WHAT IS NEEDED: From the Spring Cloud Data Flow page below, reproduce word for word the part that opens with the words containing "Spring Cloud Data Flow is" and closes with "Task microservice frameworks.".

GitHub - spring-cloud/spring-cloud-dataflow: A microservices-based Streaming and Batch data processing in Cloud Foundry and Kubernetes

Spring Cloud Data Flow is a microservices-based toolkit for building streaming and batch data processing pipelines in Cloud Foundry and Kubernetes.

Data processing pipelines consist of Spring Boot apps, built using the Spring Cloud Stream or Spring Cloud Task microservice frameworks.

This makes Spring Cloud Data Flow ideal for a range of data processing use cases, from import/export to event streaming and predictive analytics.

Components

Architecture: The Spring Cloud Data Flow Server is a Spring Boot application that provides RESTful API and REST clients (Shell, Dashboard, Java DSL). A single Spring Cloud Data Flow installation can support orchestrating the deployment of streams and tasks to Local, Cloud Foundry, and Kubernetes.

Familiarize yourself with the Spring Cloud Data Flow architecture and feature capabilities.

Deployer SPI: A Service Provider Interface (SPI) is defined in the Spring Cloud Deployer project. The Deployer SPI provides an abstraction layer for deploying the apps for a given streaming or batch data pipeline and managing the application lifecycle.

Spring Cloud Deployer Implementations:

Domain Model: The Spring Cloud Data Flow domain module includes the concept of a stream that is a composition of Spring Cloud Stream applications in a linear data pipeline from a source to a sink, optionally including processor application(s) in between. The domain also includes the concept of a task, which may be any process that does not run indefinitely, including Spring Batch jobs.

Application Registry: The App Registry maintains the metadata of the catalog of reusable applications. For example, if relying on Maven coordinates, an application URI would be of the format: maven://<groupId>:<artifactId>:<version>.

INFORMATION SUPPLIED:
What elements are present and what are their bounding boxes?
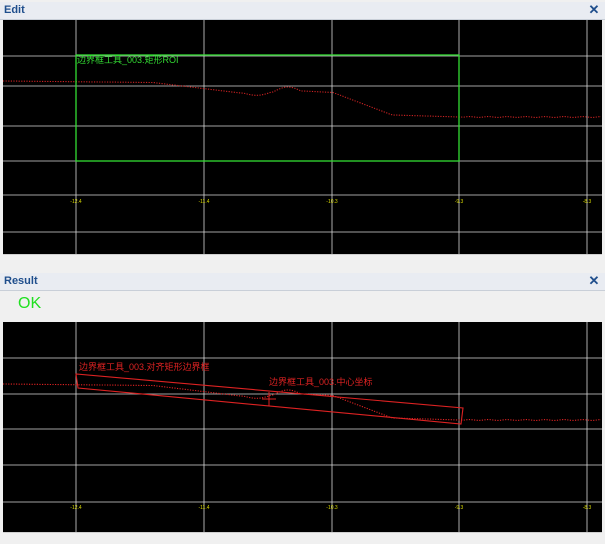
result-canvas[interactable]: 边界框工具_003.对齐矩形边界框 边界框工具_003.中心坐标 -12.4 -1… [3,322,602,534]
edit-profile-line [3,80,602,118]
result-close-icon[interactable]: ✕ [587,274,601,288]
tick-label: -10.3 [326,505,338,511]
edit-roi-label: 边界框工具_003.矩形ROI [77,54,179,65]
result-panel-header: Result ✕ [0,273,605,291]
edit-panel-header: Edit ✕ [0,2,605,20]
result-panel-title: Result [4,275,38,287]
tick-label: -9.3 [455,505,464,511]
edit-tick-labels: -12.4 -11.4 -10.3 -9.3 -8.3 [70,199,591,205]
tick-label: -8.3 [583,199,592,205]
edit-canvas[interactable]: 边界框工具_003.矩形ROI -12.4 -11.4 -10.3 -9.3 -8.3 [3,20,602,254]
tick-label: -8.3 [583,505,592,511]
tick-label: -9.3 [455,199,464,205]
tick-label: -10.3 [326,199,338,205]
tick-label: -11.4 [198,199,209,205]
result-viewport[interactable]: 边界框工具_003.对齐矩形边界框 边界框工具_003.中心坐标 -12.4 -1… [3,322,602,534]
tick-label: -11.4 [198,505,209,511]
edit-horizontal-scrollbar[interactable] [3,254,602,266]
tick-label: -12.4 [70,505,82,511]
result-tick-labels: -12.4 -11.4 -10.3 -9.3 -8.3 [70,505,591,511]
edit-panel-title: Edit [4,4,25,16]
result-box-label: 边界框工具_003.对齐矩形边界框 [79,361,210,372]
result-horizontal-scrollbar[interactable] [3,532,602,544]
edit-viewport[interactable]: 边界框工具_003.矩形ROI -12.4 -11.4 -10.3 -9.3 -8.3 [3,20,602,254]
result-grid [3,322,602,534]
tick-label: -12.4 [70,199,82,205]
result-center-label: 边界框工具_003.中心坐标 [269,376,373,387]
result-status-bar: OK [3,291,602,322]
result-status-text: OK [18,295,42,312]
edit-close-icon[interactable]: ✕ [587,3,601,17]
edit-roi-rect [75,54,460,162]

TASK SOLUTION:
Spring Cloud Data Flow is a microservices-based toolkit for building streaming and batch data processing pipelines in Cloud Foundry and Kubernetes.

Data processing pipelines consist of Spring Boot apps, built using the Spring Cloud Stream or Spring Cloud Task microservice frameworks.